## Brief
Look through the data below. Pick out the lines holding the string "JavaScript脚本".

Collection entries:
· · · · · · ·
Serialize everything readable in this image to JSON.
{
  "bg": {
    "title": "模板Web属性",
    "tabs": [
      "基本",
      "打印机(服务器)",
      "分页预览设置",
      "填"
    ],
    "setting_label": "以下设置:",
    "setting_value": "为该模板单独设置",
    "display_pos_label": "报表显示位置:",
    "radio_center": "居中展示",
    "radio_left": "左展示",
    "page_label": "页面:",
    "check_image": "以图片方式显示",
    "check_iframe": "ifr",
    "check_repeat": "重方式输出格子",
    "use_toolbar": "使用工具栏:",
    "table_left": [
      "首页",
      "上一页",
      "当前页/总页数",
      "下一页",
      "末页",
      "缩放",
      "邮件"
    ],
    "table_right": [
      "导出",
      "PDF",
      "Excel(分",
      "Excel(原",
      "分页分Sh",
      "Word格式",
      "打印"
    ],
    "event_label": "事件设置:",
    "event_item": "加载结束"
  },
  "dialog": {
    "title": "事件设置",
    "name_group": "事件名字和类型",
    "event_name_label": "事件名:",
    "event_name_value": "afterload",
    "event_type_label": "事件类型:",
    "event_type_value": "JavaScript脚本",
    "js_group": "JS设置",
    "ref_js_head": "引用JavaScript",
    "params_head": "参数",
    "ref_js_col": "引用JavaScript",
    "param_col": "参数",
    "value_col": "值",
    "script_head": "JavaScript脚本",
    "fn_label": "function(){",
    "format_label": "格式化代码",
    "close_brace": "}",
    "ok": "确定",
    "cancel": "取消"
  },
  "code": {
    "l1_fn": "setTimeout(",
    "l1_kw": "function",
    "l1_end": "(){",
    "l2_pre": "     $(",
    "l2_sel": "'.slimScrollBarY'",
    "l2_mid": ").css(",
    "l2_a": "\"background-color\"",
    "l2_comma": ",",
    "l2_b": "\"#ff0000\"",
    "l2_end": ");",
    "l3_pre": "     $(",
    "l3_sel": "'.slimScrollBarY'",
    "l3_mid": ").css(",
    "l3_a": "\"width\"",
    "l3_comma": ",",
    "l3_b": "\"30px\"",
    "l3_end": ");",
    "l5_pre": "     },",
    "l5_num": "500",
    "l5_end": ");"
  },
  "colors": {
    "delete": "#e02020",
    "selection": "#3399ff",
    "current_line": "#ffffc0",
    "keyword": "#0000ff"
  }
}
· · · · · · ·
## Solution to this problem
    "event_type_value": "JavaScript脚本",
    "script_head": "JavaScript脚本",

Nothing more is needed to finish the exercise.